=== WHAT YOU HAVE TO DO ===
Take the data that follows and retype it word for word.

-----

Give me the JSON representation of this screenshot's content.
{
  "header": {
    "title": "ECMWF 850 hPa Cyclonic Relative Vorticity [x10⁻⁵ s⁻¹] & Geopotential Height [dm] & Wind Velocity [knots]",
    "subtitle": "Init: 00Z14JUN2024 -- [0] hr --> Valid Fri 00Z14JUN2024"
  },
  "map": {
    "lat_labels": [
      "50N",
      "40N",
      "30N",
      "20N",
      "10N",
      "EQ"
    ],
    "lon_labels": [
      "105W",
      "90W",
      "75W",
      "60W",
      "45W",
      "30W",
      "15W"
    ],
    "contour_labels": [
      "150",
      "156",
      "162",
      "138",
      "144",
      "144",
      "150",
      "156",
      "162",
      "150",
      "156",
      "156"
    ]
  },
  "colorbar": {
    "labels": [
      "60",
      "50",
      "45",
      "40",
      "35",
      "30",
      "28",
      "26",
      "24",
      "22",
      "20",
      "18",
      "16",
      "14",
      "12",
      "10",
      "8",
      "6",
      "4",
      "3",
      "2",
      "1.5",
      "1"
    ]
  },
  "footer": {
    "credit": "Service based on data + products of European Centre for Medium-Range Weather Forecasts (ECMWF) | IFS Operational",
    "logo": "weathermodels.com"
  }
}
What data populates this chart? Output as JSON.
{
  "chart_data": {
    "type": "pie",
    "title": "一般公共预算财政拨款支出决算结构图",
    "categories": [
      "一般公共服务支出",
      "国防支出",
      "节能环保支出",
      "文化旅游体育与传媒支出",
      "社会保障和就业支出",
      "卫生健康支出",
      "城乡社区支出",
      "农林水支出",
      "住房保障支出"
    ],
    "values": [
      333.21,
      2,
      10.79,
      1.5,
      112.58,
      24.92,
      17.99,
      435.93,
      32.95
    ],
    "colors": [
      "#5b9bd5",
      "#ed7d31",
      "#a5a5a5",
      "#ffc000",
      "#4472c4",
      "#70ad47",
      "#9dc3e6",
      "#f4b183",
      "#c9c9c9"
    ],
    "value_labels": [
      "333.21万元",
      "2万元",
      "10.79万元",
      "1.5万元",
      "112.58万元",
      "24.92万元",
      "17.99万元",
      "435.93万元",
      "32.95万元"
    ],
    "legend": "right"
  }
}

-----

=== SOLUTION TO THIS PROBLEM ===
Give me the JSON representation of this screenshot's content.
{
  "header": {
    "title": "ECMWF 850 hPa Cyclonic Relative Vorticity [x10⁻⁵ s⁻¹] & Geopotential Height [dm] & Wind Velocity [knots]",
    "subtitle": "Init: 00Z14JUN2024 -- [0] hr --> Valid Fri 00Z14JUN2024"
  },
  "map": {
    "lat_labels": [
      "50N",
      "40N",
      "30N",
      "20N",
      "10N",
      "EQ"
    ],
    "lon_labels": [
      "105W",
      "90W",
      "75W",
      "60W",
      "45W",
      "30W",
      "15W"
    ],
    "contour_labels": [
      "150",
      "156",
      "162",
      "138",
      "144",
      "144",
      "150",
      "156",
      "162",
      "150",
      "156",
      "156"
    ]
  },
  "colorbar": {
    "labels": [
      "60",
      "50",
      "45",
      "40",
      "35",
      "30",
      "28",
      "26",
      "24",
      "22",
      "20",
      "18",
      "16",
      "14",
      "12",
      "10",
      "8",
      "6",
      "4",
      "3",
      "2",
      "1.5",
      "1"
    ]
  },
  "footer": {
    "credit": "Service based on data + products of European Centre for Medium-Range Weather Forecasts (ECMWF) | IFS Operational",
    "logo": "weathermodels.com"
  }
}
What data populates this chart? Output as JSON.
{
  "chart_data": {
    "type": "pie",
    "title": "一般公共预算财政拨款支出决算结构图",
    "categories": [
      "一般公共服务支出",
      "国防支出",
      "节能环保支出",
      "文化旅游体育与传媒支出",
      "社会保障和就业支出",
      "卫生健康支出",
      "城乡社区支出",
      "农林水支出",
      "住房保障支出"
    ],
    "values": [
      333.21,
      2,
      10.79,
      1.5,
      112.58,
      24.92,
      17.99,
      435.93,
      32.95
    ],
    "colors": [
      "#5b9bd5",
      "#ed7d31",
      "#a5a5a5",
      "#ffc000",
      "#4472c4",
      "#70ad47",
      "#9dc3e6",
      "#f4b183",
      "#c9c9c9"
    ],
    "value_labels": [
      "333.21万元",
      "2万元",
      "10.79万元",
      "1.5万元",
      "112.58万元",
      "24.92万元",
      "17.99万元",
      "435.93万元",
      "32.95万元"
    ],
    "legend": "right"
  }
}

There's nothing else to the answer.